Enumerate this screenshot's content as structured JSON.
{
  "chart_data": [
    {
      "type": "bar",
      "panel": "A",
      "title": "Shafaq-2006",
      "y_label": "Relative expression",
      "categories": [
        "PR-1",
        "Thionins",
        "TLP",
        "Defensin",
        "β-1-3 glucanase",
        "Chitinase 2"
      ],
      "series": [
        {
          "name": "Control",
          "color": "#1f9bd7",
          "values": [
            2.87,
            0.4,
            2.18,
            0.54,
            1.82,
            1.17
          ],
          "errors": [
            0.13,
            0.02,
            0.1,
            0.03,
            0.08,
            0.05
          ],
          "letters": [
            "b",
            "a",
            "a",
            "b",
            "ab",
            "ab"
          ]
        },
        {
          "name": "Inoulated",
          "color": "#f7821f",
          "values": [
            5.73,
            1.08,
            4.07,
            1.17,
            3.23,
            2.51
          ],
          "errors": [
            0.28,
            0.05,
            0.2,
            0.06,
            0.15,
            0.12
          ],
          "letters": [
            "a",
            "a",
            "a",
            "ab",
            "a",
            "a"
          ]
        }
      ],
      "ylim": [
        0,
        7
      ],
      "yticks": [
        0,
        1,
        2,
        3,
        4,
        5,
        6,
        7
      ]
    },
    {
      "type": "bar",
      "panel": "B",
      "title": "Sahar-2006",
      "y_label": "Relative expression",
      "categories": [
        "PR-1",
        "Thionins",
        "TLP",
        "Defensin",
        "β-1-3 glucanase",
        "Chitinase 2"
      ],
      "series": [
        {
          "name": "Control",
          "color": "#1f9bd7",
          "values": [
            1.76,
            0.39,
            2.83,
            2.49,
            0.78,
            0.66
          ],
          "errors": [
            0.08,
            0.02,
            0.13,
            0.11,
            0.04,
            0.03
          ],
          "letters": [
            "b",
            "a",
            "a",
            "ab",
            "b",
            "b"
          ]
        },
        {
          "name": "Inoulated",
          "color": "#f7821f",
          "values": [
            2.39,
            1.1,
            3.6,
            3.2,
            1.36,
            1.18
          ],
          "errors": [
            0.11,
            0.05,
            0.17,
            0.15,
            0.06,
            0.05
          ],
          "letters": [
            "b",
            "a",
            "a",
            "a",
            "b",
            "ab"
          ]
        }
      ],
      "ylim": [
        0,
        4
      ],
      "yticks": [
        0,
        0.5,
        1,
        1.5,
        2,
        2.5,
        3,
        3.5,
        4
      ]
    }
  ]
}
· · · ·
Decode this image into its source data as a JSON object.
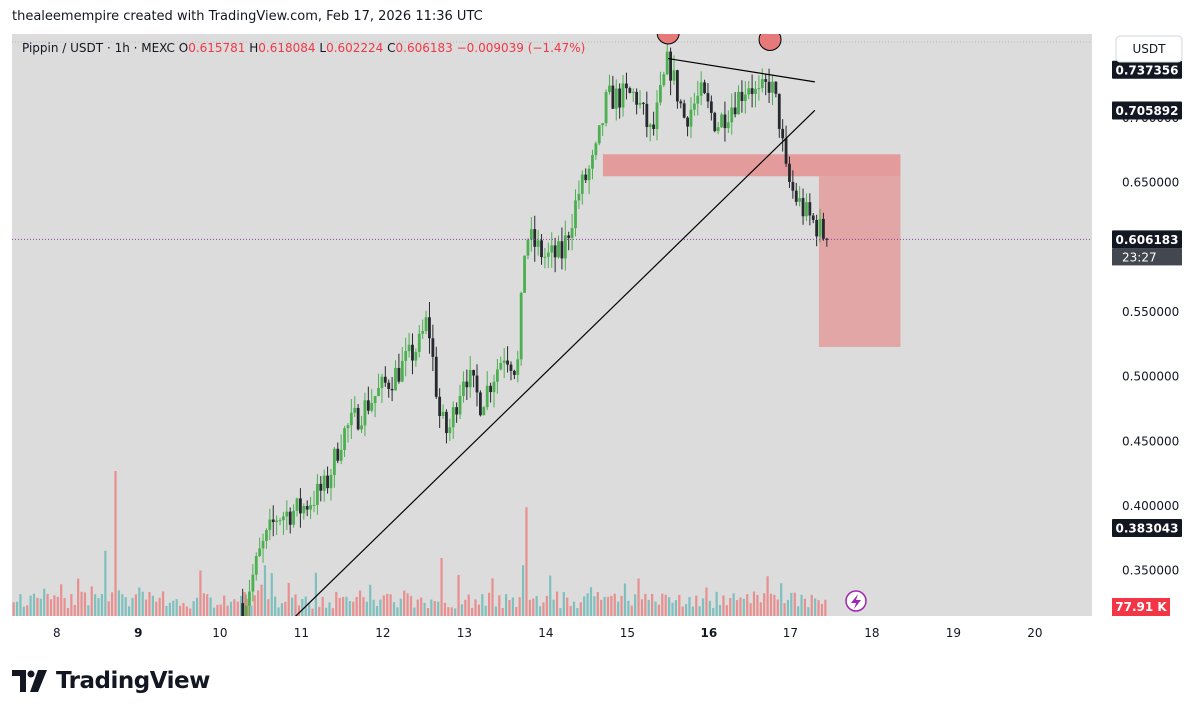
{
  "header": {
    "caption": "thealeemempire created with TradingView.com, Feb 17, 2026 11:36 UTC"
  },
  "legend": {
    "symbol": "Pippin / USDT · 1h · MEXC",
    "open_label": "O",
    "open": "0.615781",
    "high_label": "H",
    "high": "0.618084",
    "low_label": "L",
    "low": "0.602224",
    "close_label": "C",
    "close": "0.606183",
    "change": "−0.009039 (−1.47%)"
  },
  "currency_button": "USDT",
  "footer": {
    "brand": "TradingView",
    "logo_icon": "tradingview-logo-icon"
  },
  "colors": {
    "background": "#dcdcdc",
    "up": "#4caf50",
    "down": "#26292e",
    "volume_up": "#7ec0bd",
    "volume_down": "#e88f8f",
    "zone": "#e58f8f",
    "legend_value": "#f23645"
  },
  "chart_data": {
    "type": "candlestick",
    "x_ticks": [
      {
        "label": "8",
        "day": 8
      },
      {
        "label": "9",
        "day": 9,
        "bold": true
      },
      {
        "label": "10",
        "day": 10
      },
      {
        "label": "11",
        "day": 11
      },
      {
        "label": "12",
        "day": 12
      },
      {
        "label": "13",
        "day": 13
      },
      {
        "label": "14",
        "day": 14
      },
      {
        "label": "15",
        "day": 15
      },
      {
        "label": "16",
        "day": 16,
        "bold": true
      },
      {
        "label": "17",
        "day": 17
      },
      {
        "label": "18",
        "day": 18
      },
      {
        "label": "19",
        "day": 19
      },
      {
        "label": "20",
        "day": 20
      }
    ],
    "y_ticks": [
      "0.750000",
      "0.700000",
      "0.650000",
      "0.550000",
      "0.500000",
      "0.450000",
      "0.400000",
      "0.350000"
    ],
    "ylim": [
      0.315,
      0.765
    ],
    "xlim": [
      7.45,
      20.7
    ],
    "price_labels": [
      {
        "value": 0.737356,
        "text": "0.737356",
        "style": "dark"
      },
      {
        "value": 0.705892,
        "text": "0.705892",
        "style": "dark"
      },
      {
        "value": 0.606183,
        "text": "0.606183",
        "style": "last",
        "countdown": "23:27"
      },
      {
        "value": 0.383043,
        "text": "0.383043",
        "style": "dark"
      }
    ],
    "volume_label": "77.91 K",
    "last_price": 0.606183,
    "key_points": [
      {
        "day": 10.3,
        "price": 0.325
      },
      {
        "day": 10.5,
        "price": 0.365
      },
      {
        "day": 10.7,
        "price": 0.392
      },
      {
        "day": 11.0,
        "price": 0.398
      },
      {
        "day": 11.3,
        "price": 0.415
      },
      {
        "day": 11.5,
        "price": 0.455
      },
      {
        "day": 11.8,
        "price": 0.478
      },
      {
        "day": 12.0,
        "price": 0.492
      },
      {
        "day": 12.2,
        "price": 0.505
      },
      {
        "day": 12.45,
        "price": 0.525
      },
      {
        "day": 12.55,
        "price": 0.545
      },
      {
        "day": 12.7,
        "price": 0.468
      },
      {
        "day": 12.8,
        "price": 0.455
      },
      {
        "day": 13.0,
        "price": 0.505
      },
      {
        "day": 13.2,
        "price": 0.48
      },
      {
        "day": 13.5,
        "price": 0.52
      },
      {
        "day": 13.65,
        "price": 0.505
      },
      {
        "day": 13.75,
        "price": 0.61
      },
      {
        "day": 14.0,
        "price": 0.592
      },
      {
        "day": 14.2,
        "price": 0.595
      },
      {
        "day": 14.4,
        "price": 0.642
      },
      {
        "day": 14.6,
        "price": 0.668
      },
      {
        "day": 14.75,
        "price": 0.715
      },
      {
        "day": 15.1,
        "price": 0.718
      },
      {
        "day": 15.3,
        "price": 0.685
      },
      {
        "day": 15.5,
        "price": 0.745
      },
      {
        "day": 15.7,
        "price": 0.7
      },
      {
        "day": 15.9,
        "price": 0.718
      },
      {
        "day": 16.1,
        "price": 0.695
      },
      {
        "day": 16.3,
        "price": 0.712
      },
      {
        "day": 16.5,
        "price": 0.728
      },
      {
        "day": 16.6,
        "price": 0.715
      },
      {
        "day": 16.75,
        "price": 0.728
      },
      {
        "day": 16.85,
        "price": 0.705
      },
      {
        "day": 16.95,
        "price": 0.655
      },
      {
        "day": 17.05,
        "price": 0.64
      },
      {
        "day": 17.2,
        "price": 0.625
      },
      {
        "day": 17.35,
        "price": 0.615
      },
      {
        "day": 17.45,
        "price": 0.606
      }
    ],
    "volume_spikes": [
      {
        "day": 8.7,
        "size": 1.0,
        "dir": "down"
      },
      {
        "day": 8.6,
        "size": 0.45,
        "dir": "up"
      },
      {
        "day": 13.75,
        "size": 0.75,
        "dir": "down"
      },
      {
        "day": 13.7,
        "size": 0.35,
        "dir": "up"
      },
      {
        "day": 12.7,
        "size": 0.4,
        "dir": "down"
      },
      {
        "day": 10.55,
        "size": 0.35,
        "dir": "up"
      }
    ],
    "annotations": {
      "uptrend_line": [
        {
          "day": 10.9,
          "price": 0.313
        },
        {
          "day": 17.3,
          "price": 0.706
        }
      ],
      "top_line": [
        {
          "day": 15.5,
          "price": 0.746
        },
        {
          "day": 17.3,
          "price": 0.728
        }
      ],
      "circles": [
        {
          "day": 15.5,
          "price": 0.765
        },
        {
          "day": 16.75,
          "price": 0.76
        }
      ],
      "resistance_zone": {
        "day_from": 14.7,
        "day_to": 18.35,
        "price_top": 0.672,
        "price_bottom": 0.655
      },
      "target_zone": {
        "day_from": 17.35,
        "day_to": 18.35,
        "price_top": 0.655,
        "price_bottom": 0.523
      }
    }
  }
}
· · · ·
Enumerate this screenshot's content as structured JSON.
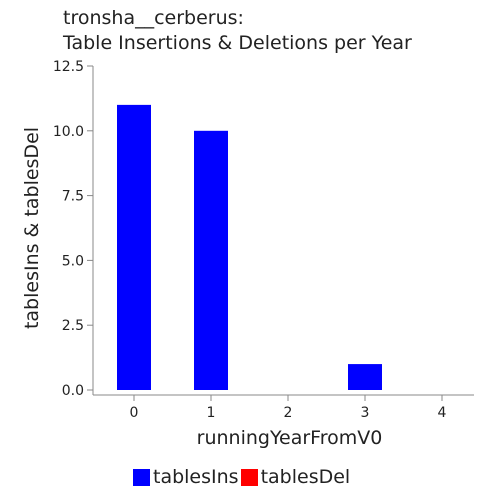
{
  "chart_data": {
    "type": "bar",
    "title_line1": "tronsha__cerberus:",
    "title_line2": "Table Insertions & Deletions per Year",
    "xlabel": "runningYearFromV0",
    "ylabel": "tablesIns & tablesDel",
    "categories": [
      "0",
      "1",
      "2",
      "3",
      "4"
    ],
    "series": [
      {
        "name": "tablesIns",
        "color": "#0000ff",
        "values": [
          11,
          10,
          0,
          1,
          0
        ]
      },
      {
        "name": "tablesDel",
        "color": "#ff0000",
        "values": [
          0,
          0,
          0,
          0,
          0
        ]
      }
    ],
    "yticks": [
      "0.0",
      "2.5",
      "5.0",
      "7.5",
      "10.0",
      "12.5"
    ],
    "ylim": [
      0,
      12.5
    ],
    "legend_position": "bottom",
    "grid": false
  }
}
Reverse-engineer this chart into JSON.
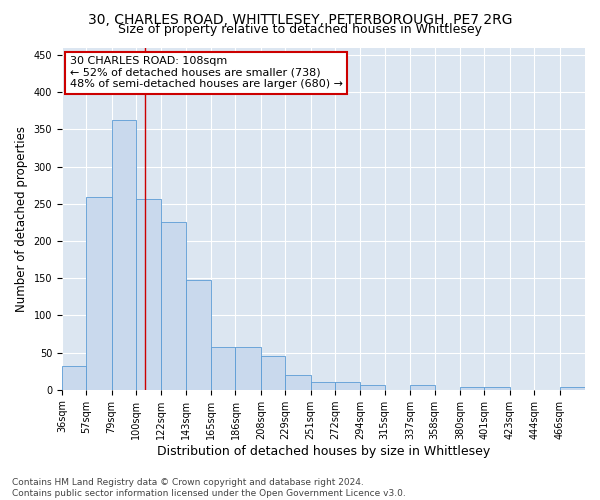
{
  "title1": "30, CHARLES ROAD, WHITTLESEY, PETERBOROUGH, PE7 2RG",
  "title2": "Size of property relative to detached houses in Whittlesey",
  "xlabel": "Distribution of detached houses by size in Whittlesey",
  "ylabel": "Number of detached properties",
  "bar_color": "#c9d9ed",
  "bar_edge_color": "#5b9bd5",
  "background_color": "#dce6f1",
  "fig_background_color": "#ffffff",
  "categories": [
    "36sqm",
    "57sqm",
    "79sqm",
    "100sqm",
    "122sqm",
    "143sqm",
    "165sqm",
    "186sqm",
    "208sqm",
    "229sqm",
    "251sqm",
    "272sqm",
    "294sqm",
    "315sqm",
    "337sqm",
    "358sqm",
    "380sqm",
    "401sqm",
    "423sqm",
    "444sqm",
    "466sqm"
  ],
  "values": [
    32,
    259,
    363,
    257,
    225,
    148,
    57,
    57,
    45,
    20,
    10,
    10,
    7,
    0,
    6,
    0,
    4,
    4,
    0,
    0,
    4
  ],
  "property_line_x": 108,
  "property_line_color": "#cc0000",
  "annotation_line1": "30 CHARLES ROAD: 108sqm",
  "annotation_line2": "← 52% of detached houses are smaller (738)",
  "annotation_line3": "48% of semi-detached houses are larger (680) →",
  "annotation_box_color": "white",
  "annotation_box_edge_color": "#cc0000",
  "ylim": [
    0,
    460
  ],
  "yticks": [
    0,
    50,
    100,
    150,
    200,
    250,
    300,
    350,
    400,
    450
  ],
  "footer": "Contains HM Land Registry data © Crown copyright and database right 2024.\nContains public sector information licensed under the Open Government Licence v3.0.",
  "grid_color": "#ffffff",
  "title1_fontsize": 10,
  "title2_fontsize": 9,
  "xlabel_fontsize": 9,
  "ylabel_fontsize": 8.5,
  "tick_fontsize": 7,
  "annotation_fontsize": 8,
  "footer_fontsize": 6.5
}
· · · ·
=== WHAT IS NEEDED ===
Gather each line from the listing above that holds "text".

=== TASK ANSWER ===
        "text": "0.737356",
        "text": "0.705892",
        "text": "0.606183",
        "text": "0.383043",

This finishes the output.